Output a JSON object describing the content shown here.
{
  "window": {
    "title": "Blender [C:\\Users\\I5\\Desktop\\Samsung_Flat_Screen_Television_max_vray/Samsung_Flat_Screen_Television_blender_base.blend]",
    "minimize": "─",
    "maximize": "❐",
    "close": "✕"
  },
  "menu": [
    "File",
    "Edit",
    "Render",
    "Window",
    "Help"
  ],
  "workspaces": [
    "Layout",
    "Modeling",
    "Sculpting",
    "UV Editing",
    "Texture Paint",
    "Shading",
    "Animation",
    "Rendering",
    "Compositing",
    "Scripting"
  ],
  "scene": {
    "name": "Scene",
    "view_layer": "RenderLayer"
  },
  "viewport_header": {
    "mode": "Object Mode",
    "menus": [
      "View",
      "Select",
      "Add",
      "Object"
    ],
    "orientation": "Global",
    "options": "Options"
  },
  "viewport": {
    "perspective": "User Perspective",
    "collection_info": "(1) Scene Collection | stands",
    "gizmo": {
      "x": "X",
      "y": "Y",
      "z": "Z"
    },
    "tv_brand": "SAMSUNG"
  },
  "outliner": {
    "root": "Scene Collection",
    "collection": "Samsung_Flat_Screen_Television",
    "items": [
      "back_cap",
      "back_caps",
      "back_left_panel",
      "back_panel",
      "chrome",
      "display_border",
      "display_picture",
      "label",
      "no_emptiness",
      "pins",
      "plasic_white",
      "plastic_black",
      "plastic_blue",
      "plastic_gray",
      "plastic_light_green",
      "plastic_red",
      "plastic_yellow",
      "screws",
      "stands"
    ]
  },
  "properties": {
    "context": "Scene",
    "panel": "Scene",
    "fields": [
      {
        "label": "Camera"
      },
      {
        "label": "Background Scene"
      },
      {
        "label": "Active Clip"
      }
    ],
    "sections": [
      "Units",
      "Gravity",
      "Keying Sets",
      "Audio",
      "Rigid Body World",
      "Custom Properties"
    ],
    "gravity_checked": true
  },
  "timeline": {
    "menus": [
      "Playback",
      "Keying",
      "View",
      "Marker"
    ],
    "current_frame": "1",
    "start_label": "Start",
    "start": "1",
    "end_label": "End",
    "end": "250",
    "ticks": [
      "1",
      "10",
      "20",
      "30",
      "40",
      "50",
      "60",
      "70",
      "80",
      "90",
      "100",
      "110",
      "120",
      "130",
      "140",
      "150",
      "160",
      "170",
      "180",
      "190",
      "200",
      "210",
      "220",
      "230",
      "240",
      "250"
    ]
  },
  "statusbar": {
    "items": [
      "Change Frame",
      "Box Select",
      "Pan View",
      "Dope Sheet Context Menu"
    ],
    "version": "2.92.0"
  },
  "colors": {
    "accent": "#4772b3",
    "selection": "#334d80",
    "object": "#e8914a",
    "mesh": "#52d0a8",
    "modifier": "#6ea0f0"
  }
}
__________
Count how many lines of the material hold the string "stands". Give the number and nothing more.

• WRITTEN RESPONSE: 2